### Raw data
========================================
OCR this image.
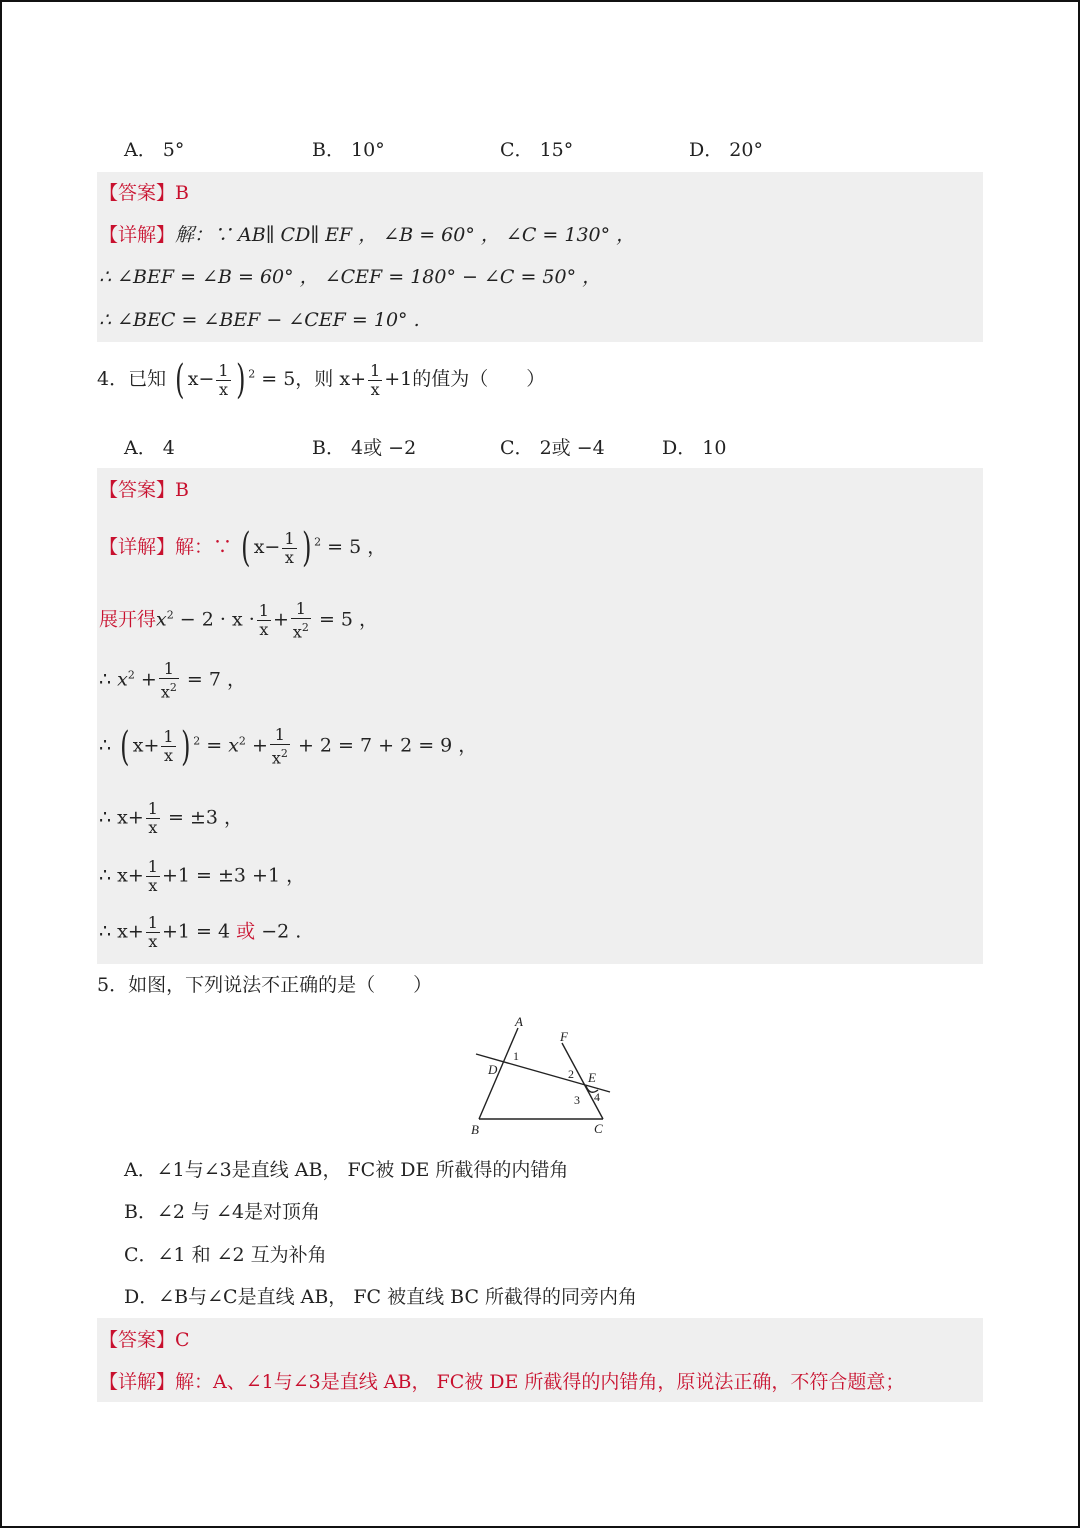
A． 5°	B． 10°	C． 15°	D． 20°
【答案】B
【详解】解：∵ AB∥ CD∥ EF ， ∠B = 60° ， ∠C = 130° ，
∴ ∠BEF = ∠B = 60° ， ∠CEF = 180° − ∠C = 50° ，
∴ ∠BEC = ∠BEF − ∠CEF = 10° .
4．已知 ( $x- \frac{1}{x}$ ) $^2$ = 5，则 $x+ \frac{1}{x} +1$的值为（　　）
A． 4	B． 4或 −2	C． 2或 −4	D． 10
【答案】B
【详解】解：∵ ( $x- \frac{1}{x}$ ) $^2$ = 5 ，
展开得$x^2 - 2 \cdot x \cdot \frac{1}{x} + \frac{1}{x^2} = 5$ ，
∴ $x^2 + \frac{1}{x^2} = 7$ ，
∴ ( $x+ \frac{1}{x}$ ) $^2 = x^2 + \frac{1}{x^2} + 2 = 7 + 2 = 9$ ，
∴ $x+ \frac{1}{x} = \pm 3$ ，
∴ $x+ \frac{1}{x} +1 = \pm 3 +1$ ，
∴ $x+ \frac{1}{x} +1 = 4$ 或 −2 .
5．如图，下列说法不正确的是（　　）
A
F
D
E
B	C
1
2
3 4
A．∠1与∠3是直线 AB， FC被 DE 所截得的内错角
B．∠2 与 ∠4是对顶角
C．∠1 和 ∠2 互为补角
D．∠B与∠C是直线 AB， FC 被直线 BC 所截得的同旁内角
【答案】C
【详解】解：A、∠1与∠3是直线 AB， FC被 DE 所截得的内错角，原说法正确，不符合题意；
========================================
### Description of the task
Exactly as written, return every line of the listing, but not the pictures.

### Exercise solution
OCR this image.
A． 5°	B． 10°	C． 15°	D． 20°
【答案】B
【详解】解：∵ AB∥ CD∥ EF ， ∠B = 60° ， ∠C = 130° ，
∴ ∠BEF = ∠B = 60° ， ∠CEF = 180° − ∠C = 50° ，
∴ ∠BEC = ∠BEF − ∠CEF = 10° .
4．已知 ( $x- \frac{1}{x}$ ) $^2$ = 5，则 $x+ \frac{1}{x} +1$的值为（　　）
A． 4	B． 4或 −2	C． 2或 −4	D． 10
【答案】B
【详解】解：∵ ( $x- \frac{1}{x}$ ) $^2$ = 5 ，
展开得$x^2 - 2 \cdot x \cdot \frac{1}{x} + \frac{1}{x^2} = 5$ ，
∴ $x^2 + \frac{1}{x^2} = 7$ ，
∴ ( $x+ \frac{1}{x}$ ) $^2 = x^2 + \frac{1}{x^2} + 2 = 7 + 2 = 9$ ，
∴ $x+ \frac{1}{x} = \pm 3$ ，
∴ $x+ \frac{1}{x} +1 = \pm 3 +1$ ，
∴ $x+ \frac{1}{x} +1 = 4$ 或 −2 .
5．如图，下列说法不正确的是（　　）
A
F
D
E
B	C
1
2
3 4
A．∠1与∠3是直线 AB， FC被 DE 所截得的内错角
B．∠2 与 ∠4是对顶角
C．∠1 和 ∠2 互为补角
D．∠B与∠C是直线 AB， FC 被直线 BC 所截得的同旁内角
【答案】C
【详解】解：A、∠1与∠3是直线 AB， FC被 DE 所截得的内错角，原说法正确，不符合题意；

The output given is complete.